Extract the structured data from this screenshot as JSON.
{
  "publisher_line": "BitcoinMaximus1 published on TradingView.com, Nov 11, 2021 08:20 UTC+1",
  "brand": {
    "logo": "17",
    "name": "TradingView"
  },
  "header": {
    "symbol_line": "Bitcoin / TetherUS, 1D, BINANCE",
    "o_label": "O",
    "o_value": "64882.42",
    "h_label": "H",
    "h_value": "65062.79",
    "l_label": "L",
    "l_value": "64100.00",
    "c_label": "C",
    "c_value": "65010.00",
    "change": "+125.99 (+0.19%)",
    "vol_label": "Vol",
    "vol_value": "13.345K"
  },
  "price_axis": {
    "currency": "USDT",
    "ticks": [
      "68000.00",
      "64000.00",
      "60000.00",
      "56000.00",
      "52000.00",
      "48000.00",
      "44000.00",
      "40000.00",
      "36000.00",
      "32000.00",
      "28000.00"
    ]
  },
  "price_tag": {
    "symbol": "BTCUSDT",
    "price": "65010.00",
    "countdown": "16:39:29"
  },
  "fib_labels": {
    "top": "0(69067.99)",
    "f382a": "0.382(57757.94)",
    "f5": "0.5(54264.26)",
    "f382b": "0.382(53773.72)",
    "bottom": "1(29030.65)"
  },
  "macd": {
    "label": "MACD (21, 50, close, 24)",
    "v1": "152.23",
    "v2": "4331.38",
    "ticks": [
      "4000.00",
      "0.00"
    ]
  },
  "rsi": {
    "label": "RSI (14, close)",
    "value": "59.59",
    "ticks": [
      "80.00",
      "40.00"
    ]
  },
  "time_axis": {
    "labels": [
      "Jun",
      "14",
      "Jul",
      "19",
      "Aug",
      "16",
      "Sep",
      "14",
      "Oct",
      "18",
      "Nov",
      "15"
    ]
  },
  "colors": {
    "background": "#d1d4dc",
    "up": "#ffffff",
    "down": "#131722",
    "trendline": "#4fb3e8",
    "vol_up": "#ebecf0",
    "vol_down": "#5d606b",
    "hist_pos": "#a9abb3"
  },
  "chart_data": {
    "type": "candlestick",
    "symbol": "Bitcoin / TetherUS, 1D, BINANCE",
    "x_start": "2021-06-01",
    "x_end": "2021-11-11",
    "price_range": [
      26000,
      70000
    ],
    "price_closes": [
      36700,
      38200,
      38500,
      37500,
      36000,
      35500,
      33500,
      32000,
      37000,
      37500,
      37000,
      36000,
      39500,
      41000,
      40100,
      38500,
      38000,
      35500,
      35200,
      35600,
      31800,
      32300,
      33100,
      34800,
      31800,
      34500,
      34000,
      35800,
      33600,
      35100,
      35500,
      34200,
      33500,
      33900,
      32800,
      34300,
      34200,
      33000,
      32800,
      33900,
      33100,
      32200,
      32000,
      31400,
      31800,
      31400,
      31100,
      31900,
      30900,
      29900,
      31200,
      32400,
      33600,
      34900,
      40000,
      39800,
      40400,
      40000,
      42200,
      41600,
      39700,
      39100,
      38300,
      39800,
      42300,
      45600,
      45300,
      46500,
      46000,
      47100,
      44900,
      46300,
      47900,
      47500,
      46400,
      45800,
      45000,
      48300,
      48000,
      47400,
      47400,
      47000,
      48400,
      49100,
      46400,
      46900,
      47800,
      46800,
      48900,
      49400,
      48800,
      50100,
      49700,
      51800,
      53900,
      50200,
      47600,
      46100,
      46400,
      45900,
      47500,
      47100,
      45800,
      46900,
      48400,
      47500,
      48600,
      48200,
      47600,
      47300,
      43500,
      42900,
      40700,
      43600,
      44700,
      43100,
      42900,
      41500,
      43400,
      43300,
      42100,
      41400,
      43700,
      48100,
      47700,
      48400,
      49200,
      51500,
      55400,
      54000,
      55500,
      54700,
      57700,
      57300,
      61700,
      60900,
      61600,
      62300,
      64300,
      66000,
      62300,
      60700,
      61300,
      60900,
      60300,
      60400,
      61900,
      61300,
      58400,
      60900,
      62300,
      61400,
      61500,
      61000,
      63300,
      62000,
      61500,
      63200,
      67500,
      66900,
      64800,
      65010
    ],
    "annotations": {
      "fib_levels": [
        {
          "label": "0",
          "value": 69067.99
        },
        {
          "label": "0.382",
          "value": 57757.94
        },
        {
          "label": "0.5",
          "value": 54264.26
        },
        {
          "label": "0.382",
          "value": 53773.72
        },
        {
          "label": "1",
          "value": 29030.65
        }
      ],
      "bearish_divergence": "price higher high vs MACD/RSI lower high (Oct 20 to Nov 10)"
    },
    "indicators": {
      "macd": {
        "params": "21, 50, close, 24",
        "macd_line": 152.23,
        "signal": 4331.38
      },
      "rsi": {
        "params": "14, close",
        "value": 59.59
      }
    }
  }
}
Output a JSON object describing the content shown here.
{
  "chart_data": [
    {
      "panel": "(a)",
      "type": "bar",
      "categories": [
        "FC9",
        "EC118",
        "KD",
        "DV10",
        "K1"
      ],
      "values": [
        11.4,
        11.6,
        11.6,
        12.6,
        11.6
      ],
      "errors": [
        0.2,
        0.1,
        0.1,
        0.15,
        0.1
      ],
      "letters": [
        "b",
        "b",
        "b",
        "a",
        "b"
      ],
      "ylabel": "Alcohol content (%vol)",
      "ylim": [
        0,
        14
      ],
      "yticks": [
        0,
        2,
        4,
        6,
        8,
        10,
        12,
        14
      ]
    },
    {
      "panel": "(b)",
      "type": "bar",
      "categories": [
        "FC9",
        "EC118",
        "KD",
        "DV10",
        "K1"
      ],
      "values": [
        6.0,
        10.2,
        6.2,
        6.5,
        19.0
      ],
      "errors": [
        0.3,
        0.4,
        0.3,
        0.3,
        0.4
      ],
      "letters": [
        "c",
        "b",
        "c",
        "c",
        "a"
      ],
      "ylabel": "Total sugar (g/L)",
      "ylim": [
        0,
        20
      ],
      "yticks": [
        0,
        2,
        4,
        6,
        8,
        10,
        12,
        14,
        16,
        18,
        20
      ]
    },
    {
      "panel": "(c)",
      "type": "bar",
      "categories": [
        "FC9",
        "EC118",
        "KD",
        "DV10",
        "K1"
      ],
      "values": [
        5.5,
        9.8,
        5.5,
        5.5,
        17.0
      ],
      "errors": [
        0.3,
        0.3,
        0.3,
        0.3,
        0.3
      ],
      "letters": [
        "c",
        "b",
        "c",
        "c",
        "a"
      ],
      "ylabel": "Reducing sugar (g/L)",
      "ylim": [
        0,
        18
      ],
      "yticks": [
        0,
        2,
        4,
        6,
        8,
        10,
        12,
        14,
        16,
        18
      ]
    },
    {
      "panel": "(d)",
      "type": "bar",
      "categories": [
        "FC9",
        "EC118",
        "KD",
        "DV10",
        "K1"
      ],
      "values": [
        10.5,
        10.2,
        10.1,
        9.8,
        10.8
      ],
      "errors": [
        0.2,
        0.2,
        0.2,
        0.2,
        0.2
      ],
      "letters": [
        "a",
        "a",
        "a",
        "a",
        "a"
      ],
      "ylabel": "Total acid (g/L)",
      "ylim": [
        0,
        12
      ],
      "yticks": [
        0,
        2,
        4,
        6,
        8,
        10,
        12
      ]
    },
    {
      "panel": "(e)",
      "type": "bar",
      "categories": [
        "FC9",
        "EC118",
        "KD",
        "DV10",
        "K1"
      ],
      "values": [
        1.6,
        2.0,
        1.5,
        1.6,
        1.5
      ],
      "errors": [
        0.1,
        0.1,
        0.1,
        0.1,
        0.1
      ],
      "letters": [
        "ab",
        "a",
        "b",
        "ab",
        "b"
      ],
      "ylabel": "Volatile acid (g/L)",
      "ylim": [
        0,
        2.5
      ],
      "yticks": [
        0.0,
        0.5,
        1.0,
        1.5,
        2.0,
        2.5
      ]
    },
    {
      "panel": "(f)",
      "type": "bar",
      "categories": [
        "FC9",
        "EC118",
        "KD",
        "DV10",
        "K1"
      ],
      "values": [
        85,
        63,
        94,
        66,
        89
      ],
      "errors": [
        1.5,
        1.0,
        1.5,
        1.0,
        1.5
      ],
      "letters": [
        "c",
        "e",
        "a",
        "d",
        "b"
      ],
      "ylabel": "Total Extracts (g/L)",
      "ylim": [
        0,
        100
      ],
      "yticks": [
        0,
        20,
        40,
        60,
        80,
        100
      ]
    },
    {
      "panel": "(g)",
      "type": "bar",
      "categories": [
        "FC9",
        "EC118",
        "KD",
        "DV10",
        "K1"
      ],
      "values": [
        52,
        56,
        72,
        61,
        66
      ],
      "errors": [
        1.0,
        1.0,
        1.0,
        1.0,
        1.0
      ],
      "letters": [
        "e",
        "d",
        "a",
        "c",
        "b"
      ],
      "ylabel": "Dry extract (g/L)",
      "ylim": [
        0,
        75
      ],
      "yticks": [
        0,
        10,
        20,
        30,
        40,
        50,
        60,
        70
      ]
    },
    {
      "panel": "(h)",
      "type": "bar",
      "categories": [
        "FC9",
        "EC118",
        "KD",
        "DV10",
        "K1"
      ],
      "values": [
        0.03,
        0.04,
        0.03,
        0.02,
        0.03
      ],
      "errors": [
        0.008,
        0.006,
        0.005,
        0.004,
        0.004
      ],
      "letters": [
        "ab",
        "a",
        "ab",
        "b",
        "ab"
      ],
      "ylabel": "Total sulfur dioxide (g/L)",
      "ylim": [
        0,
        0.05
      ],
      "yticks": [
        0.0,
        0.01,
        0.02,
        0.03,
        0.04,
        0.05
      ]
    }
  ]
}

———

Problem to solve -
Extract, from the listing above, every line where the string "sugar" occurs.

Written reply -
      "ylabel": "Total sugar (g/L)",
      "ylabel": "Reducing sugar (g/L)",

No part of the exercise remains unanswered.